▶ _SOURCE RECORDS_:

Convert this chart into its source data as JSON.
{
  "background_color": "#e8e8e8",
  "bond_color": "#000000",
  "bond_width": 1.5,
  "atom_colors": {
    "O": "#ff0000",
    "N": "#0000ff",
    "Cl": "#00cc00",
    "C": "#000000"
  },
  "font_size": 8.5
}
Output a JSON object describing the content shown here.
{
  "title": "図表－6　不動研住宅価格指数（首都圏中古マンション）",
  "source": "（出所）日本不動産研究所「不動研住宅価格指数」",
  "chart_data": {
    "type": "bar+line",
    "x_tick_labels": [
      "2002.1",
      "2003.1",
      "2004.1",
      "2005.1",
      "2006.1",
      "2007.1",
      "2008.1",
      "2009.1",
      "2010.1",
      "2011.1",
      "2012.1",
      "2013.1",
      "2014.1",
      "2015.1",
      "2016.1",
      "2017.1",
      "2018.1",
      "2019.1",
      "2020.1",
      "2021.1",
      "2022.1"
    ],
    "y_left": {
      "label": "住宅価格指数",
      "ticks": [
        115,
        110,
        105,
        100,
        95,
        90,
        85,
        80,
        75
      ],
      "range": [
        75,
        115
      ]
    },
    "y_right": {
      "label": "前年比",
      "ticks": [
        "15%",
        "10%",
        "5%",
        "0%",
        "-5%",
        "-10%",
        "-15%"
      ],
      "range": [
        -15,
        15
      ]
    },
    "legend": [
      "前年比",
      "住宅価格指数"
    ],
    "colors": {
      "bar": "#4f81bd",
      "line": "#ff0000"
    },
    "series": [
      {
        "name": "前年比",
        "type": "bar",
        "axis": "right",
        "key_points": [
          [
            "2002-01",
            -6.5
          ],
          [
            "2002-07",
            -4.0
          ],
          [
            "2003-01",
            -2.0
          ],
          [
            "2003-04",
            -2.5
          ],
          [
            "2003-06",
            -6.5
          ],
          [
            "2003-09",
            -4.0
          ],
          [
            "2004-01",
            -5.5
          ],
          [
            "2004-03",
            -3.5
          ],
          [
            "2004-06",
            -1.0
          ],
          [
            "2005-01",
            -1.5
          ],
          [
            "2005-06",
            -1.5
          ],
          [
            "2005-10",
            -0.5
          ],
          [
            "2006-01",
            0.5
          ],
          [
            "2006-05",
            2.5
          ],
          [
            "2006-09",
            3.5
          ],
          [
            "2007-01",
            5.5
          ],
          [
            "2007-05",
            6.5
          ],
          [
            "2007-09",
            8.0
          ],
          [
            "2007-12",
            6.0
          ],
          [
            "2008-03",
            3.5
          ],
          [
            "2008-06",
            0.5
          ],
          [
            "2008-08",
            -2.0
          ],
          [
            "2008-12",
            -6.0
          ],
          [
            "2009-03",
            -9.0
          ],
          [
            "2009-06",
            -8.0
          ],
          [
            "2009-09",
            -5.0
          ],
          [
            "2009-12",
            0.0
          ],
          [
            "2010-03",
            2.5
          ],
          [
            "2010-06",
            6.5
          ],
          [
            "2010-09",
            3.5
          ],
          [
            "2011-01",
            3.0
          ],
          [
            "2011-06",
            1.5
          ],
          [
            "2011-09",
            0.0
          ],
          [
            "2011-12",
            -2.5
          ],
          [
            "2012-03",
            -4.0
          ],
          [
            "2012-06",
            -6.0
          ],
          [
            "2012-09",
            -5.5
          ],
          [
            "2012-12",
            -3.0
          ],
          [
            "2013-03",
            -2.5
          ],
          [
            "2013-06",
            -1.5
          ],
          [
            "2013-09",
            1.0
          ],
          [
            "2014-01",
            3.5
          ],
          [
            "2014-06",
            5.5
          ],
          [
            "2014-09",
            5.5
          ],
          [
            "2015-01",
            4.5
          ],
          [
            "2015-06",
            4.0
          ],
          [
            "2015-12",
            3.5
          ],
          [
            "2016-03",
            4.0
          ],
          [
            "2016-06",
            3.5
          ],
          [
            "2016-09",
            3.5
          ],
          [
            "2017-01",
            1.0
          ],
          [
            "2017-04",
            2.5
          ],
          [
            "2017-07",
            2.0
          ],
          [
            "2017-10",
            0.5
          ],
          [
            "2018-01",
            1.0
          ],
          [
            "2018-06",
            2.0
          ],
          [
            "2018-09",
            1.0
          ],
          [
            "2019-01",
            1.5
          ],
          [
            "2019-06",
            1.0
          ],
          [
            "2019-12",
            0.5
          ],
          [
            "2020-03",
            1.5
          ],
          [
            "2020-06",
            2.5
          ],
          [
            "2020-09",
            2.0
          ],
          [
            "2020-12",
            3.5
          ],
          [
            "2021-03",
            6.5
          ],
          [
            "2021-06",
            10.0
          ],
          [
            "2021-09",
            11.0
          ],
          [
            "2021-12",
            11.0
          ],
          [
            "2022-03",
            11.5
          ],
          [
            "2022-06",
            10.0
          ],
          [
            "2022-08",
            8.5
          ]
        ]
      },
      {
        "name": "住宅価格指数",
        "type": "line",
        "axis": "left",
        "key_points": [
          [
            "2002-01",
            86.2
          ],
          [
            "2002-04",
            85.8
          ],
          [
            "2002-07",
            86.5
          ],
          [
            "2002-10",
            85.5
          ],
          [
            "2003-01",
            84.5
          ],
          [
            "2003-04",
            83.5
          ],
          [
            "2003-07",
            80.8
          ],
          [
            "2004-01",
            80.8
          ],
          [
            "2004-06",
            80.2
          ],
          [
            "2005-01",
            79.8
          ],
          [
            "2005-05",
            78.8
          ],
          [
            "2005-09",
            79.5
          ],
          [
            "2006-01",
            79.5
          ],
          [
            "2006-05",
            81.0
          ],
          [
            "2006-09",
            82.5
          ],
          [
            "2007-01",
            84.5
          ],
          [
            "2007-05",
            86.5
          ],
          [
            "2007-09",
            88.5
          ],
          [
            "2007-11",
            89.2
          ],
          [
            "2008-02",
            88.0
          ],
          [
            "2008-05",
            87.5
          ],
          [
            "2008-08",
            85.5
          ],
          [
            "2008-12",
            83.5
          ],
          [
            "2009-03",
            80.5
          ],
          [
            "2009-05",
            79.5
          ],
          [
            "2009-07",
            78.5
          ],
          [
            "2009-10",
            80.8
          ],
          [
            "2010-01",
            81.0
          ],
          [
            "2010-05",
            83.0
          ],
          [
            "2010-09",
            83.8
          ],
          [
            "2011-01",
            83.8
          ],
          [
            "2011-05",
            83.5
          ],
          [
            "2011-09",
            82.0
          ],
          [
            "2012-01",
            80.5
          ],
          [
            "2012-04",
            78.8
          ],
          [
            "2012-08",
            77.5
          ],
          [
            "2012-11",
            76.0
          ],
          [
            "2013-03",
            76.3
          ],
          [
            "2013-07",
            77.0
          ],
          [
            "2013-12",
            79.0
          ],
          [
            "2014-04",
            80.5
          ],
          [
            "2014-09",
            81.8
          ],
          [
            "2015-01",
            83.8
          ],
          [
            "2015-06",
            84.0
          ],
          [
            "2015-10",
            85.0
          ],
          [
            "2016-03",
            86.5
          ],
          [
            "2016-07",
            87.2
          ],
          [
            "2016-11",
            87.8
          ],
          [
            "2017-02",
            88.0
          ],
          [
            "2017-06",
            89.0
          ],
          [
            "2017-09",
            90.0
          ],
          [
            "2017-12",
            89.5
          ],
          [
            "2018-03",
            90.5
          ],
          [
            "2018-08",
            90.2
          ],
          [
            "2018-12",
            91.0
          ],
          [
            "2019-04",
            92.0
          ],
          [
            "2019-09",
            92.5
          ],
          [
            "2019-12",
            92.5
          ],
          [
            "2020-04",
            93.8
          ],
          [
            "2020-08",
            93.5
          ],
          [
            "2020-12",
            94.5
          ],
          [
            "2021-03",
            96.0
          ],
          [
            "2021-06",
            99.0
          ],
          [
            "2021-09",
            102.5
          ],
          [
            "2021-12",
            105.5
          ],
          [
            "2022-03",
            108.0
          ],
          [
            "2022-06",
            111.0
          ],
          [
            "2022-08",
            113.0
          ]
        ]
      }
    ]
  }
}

▶ _WRITTEN INSTRUCTION_: Copy each line of the listing that includes "不動研住宅価格指数".

▶ _EXERCISE RESPONSE_:
  "title": "図表－6　不動研住宅価格指数（首都圏中古マンション）",
  "source": "（出所）日本不動産研究所「不動研住宅価格指数」",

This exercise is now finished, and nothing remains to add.